Task requirements: Write out the entire listing below exactly as it appears, minus any pictures.
# start of Material for this exercise
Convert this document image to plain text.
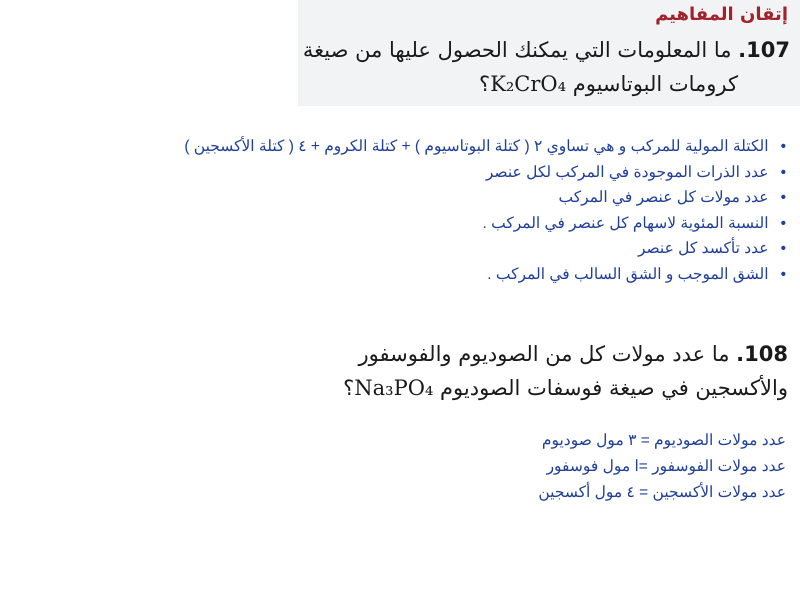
إتقان المفاهيم
107. ما المعلومات التي يمكنك الحصول عليها من صيغة
كرومات البوتاسيوم K₂CrO₄؟
•الكتلة المولية للمركب و هي تساوي ٢ ( كتلة البوتاسيوم ) + كتلة الكروم + ٤ ( كتلة الأكسجين )
•عدد الذرات الموجودة في المركب لكل عنصر
•عدد مولات كل عنصر في المركب
•النسبة المئوية لاسهام كل عنصر في المركب .
•عدد تأكسد كل عنصر
•الشق الموجب و الشق السالب في المركب .
108. ما عدد مولات كل من الصوديوم والفوسفور
والأكسجين في صيغة فوسفات الصوديوم Na₃PO₄؟
عدد مولات الصوديوم = ٣ مول صوديوم
عدد مولات الفوسفور =ا مول فوسفور
عدد مولات الأكسجين = ٤ مول أكسجين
# end of Material for this exercise
The solution:
Convert this document image to plain text.
إتقان المفاهيم
107. ما المعلومات التي يمكنك الحصول عليها من صيغة
كرومات البوتاسيوم K₂CrO₄؟
•الكتلة المولية للمركب و هي تساوي ٢ ( كتلة البوتاسيوم ) + كتلة الكروم + ٤ ( كتلة الأكسجين )
•عدد الذرات الموجودة في المركب لكل عنصر
•عدد مولات كل عنصر في المركب
•النسبة المئوية لاسهام كل عنصر في المركب .
•عدد تأكسد كل عنصر
•الشق الموجب و الشق السالب في المركب .
108. ما عدد مولات كل من الصوديوم والفوسفور
والأكسجين في صيغة فوسفات الصوديوم Na₃PO₄؟
عدد مولات الصوديوم = ٣ مول صوديوم
عدد مولات الفوسفور =ا مول فوسفور
عدد مولات الأكسجين = ٤ مول أكسجين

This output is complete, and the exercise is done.